──────── Records to process

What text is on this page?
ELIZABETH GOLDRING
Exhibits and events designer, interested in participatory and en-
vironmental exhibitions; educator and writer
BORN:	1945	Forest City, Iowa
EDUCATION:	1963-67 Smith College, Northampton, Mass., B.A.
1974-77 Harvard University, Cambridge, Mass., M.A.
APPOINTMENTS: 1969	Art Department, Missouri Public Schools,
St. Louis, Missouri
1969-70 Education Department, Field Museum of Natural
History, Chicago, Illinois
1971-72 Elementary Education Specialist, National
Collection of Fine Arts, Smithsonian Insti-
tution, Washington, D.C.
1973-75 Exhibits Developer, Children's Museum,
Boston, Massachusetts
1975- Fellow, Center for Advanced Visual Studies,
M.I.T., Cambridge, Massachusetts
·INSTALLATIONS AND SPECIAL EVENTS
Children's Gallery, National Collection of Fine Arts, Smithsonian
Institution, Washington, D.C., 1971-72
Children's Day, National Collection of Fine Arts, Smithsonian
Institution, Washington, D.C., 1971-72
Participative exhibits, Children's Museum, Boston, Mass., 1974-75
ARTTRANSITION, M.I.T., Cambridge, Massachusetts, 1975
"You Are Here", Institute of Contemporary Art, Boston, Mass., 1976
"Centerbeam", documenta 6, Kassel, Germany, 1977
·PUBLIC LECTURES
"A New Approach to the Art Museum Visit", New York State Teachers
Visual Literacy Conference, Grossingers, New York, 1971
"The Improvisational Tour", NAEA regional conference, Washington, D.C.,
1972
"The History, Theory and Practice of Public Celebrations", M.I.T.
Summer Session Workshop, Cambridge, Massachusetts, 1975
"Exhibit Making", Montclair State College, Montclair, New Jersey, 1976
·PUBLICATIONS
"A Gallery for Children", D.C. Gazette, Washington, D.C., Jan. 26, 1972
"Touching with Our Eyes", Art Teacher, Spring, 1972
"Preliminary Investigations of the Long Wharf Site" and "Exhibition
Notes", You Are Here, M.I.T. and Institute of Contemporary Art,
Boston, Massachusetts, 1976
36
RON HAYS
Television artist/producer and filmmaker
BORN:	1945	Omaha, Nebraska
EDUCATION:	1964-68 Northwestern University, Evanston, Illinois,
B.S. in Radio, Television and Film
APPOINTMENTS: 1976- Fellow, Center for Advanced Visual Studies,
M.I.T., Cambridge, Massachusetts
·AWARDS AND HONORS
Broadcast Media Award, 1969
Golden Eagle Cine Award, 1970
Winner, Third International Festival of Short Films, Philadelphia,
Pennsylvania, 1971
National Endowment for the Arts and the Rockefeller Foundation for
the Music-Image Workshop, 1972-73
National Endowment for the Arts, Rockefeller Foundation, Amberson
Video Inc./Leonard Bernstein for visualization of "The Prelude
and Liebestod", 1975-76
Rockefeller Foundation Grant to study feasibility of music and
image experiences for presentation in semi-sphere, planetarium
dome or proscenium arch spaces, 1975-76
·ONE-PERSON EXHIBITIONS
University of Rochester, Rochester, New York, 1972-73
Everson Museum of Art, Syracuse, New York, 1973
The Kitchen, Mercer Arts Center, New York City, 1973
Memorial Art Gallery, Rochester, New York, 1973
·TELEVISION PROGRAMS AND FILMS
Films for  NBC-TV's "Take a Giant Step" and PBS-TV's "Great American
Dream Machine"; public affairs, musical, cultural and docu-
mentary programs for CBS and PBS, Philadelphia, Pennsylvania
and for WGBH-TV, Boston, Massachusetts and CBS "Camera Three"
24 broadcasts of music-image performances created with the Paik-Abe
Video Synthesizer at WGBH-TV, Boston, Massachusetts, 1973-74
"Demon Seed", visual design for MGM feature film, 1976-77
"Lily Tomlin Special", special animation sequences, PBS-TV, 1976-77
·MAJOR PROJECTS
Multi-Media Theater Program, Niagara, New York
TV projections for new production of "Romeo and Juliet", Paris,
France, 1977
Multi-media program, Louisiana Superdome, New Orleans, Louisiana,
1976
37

────────────────

Goal.
Using the records above, pull out each line where the word "Endowment" occurs.

The output.
National Endowment for the Arts and the Rockefeller Foundation for
National Endowment for the Arts, Rockefeller Foundation, Amberson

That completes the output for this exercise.